**INSTRUCTIONS FOR THE TASK**
Reproduce the material word for word, starting at its first line and ending with the line containing "heatmap-cell[interactable]: 149.4K [1170,262,1398,328]", with both included.
┌──
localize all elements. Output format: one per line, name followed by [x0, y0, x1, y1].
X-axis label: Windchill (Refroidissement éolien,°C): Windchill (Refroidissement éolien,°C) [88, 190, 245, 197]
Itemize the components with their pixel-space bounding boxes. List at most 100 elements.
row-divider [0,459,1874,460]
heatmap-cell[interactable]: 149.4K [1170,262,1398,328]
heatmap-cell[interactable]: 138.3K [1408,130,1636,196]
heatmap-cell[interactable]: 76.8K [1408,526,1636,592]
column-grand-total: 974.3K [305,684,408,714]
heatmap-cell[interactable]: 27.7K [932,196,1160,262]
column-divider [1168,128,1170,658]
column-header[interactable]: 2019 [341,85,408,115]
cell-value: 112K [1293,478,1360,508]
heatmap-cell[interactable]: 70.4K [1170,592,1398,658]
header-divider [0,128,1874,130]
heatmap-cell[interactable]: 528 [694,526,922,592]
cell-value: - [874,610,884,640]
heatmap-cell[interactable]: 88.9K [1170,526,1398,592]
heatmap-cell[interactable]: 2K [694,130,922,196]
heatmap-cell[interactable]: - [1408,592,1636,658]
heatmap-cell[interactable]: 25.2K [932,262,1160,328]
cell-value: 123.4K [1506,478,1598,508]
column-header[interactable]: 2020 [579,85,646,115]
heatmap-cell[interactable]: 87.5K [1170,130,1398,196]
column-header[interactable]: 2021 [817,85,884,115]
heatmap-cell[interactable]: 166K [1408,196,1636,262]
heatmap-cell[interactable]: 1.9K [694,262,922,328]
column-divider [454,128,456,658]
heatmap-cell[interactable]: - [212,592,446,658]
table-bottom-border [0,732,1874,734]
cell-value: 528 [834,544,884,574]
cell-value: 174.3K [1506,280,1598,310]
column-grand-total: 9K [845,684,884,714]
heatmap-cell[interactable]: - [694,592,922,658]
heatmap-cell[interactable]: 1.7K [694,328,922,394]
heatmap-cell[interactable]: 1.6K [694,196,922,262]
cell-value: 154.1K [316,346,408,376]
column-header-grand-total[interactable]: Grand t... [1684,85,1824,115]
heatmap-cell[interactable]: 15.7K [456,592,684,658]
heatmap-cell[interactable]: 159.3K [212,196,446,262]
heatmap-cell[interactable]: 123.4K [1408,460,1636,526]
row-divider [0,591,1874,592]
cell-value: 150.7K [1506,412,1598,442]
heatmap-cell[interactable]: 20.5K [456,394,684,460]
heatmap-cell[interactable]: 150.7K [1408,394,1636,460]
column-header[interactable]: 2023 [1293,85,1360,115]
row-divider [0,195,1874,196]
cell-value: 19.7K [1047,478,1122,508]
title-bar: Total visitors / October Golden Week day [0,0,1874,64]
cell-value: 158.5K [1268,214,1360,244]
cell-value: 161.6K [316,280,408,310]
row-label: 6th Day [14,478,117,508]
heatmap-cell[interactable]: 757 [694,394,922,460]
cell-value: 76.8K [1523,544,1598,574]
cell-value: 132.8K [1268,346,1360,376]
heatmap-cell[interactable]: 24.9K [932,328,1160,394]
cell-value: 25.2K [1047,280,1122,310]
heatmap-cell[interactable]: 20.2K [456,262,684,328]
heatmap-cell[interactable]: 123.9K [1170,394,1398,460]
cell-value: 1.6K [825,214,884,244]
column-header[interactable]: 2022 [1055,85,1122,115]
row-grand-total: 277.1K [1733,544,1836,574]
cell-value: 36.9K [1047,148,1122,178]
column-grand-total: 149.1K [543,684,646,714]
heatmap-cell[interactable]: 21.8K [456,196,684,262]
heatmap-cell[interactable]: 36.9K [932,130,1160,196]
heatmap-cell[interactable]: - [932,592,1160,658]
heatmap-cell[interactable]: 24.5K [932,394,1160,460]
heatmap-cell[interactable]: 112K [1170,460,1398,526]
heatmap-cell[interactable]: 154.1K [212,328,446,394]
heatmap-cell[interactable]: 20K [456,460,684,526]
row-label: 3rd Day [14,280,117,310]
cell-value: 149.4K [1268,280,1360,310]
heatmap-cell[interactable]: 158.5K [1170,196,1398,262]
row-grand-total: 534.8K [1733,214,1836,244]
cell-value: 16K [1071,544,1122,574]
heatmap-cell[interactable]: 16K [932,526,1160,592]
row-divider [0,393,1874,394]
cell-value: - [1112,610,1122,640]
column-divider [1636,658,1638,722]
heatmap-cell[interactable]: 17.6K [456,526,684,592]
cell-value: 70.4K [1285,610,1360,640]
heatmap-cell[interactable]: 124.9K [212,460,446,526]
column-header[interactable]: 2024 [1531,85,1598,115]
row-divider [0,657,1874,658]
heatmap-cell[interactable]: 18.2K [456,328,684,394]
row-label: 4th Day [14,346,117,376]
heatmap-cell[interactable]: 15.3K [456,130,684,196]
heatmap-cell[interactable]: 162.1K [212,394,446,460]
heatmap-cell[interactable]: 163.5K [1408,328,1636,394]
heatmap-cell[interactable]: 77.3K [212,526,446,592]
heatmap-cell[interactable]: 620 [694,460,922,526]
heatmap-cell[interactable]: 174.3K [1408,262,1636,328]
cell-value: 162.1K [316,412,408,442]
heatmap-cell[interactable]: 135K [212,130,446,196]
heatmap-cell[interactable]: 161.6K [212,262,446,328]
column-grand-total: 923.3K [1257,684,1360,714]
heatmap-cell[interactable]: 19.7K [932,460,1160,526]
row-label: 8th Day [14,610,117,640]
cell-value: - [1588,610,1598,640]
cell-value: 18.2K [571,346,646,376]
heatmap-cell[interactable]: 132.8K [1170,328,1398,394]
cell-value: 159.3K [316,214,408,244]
└──
**WORKED ANSWER**
localize all elements. Output format: one per line, name followed by [x0, y0, x1, y1].
X-axis label: Windchill (Refroidissement éolien,°C): Windchill (Refroidissement éolien,°C) [88, 190, 245, 197]
Itemize the components with their pixel-space bounding boxes. List at most 100 elements.
row-divider [0,459,1874,460]
heatmap-cell[interactable]: 149.4K [1170,262,1398,328]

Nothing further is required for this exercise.